(A block of data)
○ ○ ○ ○ ○
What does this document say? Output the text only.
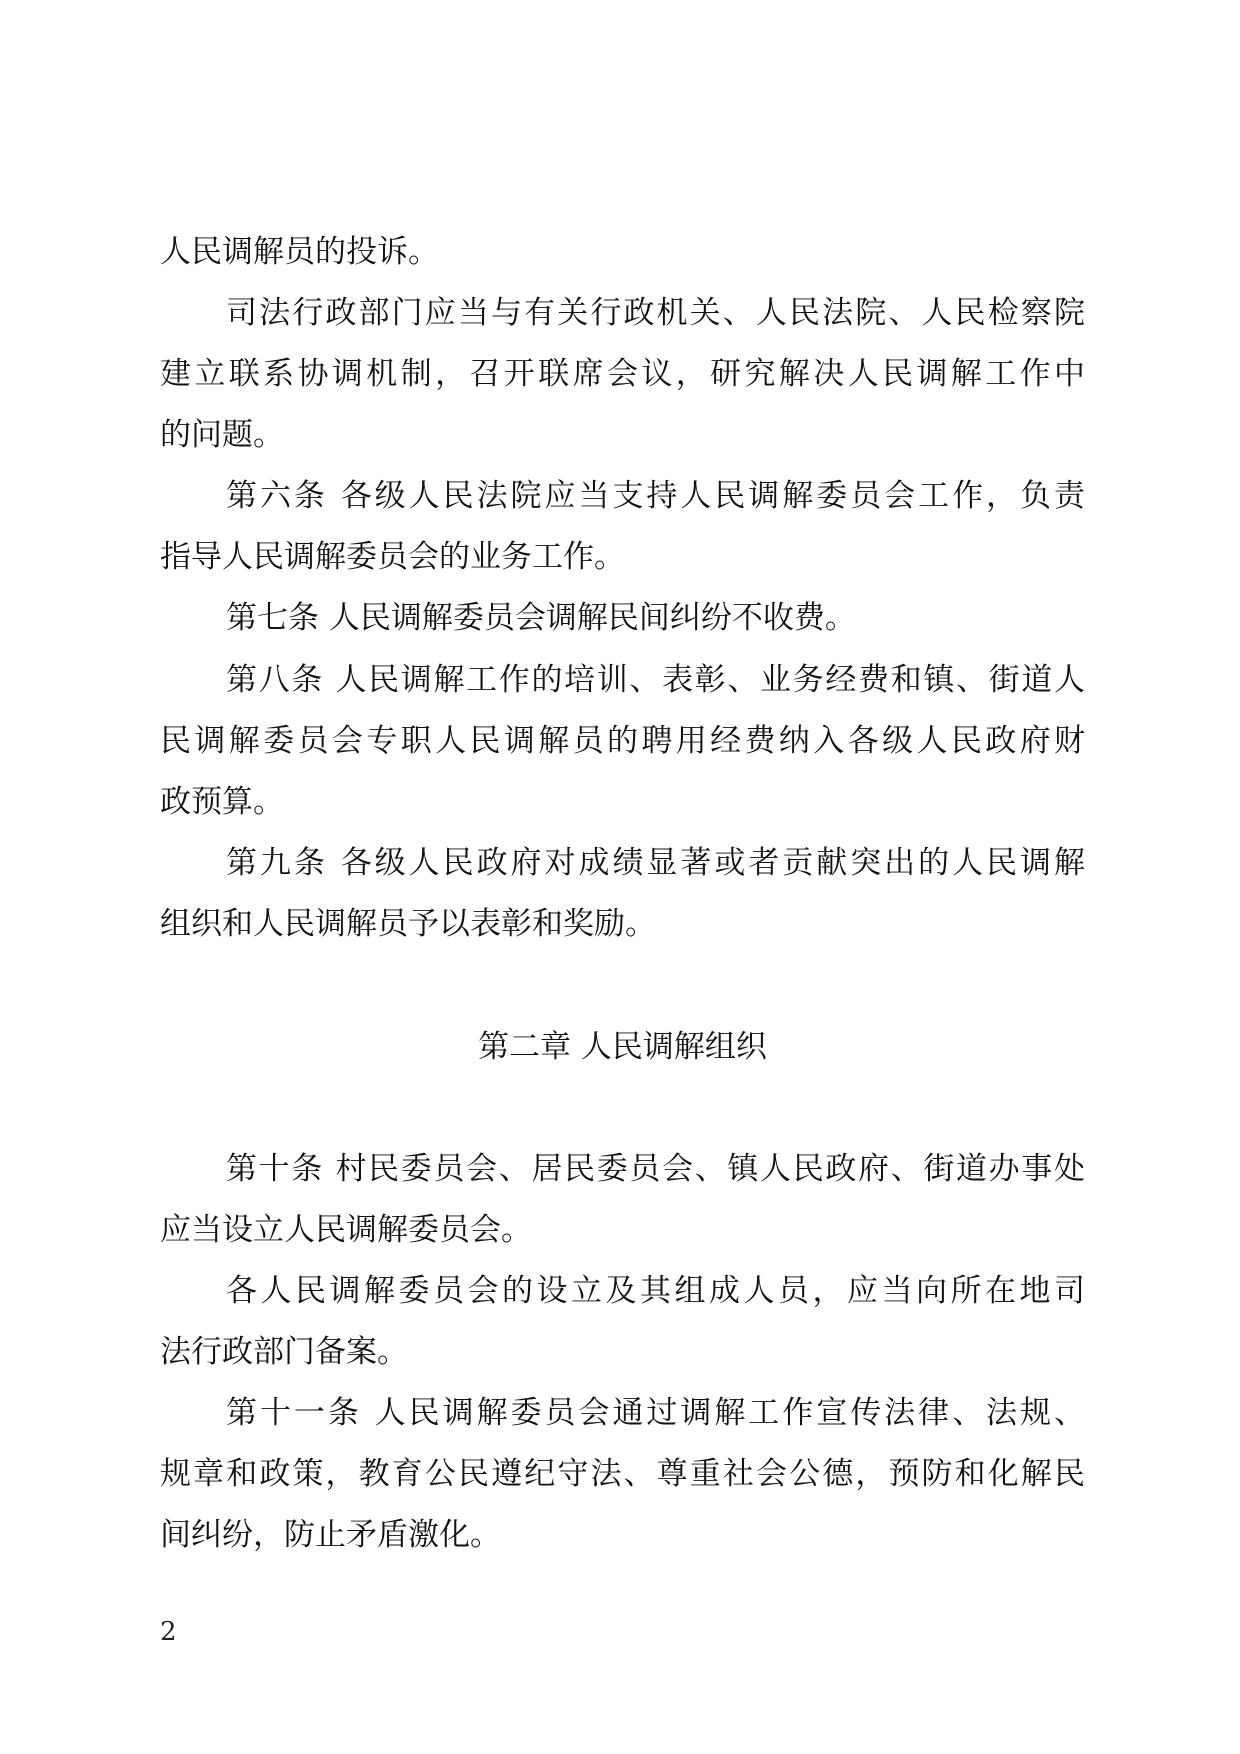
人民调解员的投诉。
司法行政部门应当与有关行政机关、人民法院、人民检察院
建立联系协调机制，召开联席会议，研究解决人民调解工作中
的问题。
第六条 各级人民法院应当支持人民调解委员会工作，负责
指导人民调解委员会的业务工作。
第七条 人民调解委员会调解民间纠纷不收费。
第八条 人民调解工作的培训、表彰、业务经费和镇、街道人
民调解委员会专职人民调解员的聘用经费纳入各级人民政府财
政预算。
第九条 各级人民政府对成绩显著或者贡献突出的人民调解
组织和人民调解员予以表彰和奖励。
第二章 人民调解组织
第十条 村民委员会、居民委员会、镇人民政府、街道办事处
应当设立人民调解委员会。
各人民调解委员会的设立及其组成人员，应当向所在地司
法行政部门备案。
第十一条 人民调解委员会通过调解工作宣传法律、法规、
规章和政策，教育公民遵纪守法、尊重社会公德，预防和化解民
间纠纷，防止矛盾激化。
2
○ ○ ○ ○ ○
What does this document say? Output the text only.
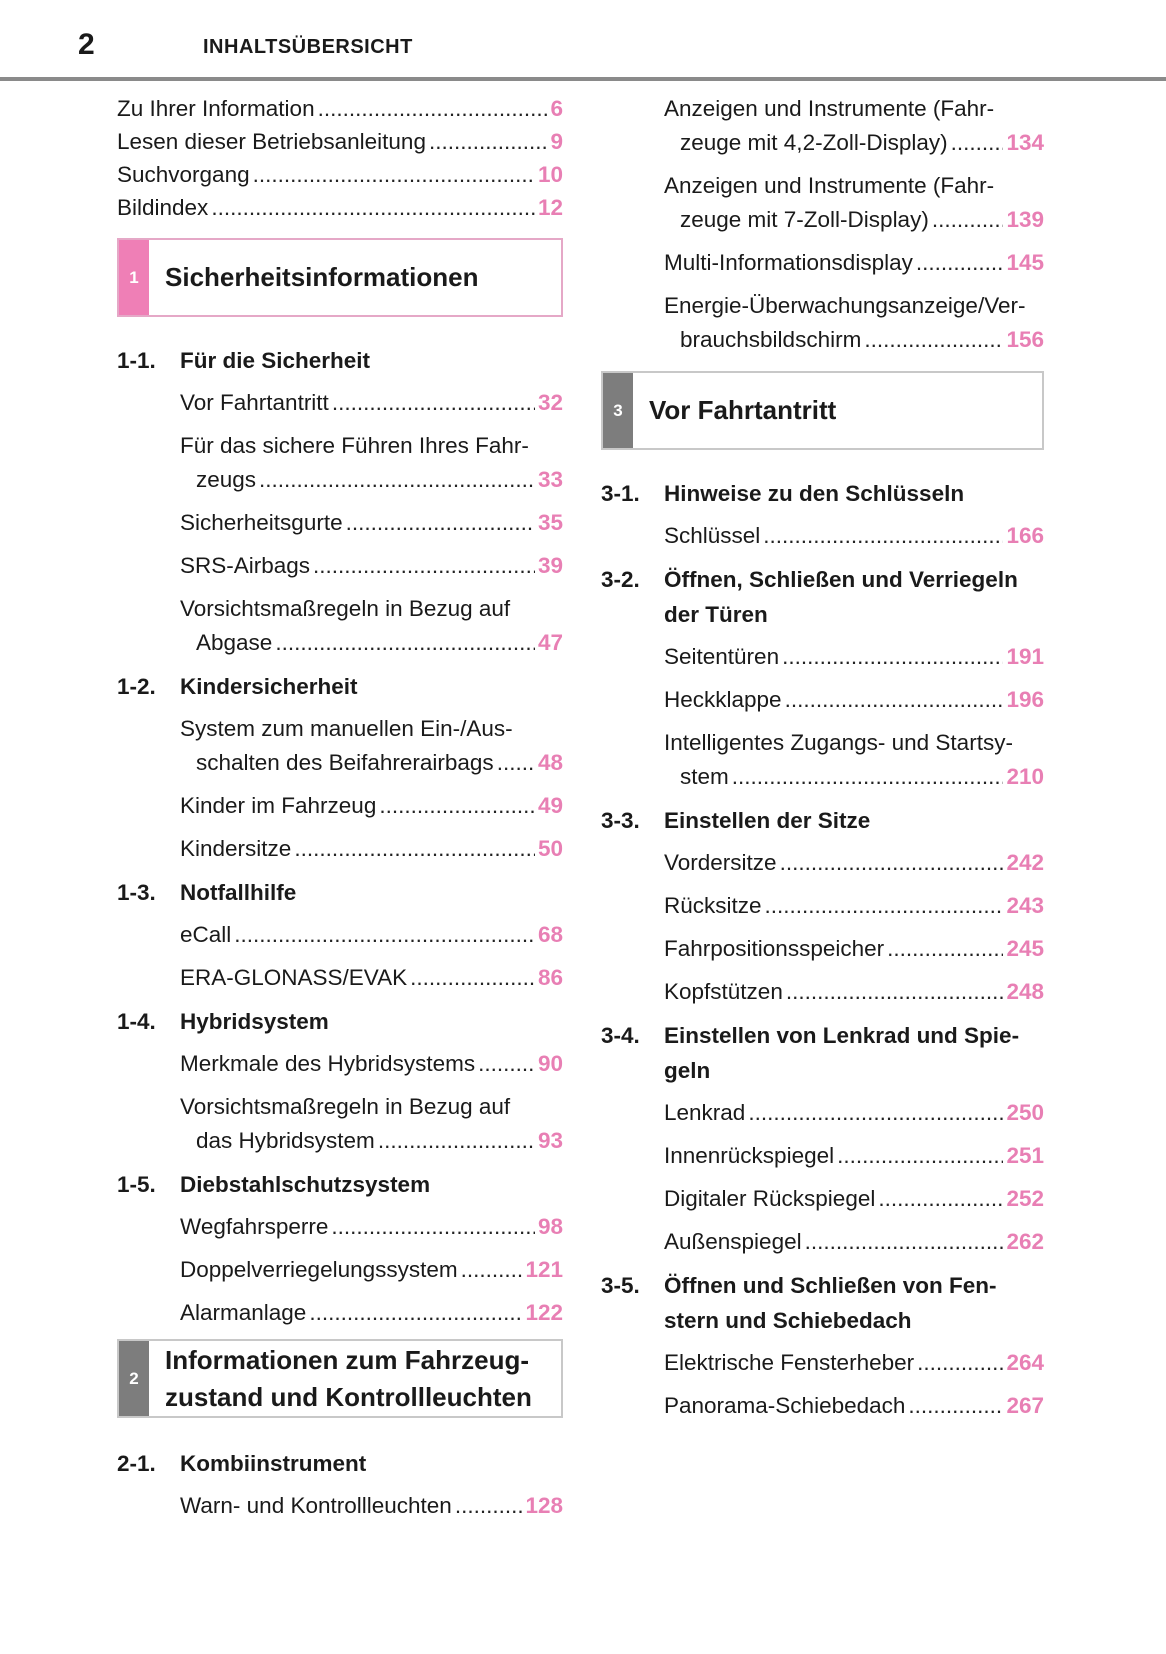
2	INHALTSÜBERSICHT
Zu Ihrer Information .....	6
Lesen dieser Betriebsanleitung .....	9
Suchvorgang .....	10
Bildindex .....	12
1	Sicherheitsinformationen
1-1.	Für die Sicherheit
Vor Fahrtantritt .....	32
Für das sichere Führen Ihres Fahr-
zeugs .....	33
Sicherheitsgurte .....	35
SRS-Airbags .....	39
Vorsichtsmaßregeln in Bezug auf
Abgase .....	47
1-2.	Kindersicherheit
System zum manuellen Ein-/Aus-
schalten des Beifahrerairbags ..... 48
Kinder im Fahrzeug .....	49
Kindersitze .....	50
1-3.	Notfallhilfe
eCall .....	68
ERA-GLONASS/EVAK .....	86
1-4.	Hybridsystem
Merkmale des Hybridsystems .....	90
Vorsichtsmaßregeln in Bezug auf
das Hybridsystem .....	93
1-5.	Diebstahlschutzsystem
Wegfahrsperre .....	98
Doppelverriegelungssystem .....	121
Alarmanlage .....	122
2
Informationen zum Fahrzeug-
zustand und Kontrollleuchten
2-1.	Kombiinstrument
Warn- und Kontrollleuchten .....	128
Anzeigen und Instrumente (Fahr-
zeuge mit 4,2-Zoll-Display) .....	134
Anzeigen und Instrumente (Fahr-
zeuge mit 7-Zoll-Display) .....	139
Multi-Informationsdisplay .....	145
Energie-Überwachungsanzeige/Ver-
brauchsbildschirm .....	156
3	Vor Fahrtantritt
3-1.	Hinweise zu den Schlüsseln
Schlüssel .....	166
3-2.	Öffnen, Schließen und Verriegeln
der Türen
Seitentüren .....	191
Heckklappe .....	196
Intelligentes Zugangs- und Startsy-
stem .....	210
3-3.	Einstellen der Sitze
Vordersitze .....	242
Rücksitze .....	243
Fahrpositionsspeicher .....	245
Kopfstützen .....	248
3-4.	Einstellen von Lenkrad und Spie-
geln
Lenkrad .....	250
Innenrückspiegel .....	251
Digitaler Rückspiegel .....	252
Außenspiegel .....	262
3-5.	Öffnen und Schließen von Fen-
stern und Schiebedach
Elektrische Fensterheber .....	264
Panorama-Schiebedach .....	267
○ ○ ○ ○ ○
The exercise -> Go through the entries above and count the lines containing the word "Kontrollleuchten"; give only that count.

Result of the task -> 2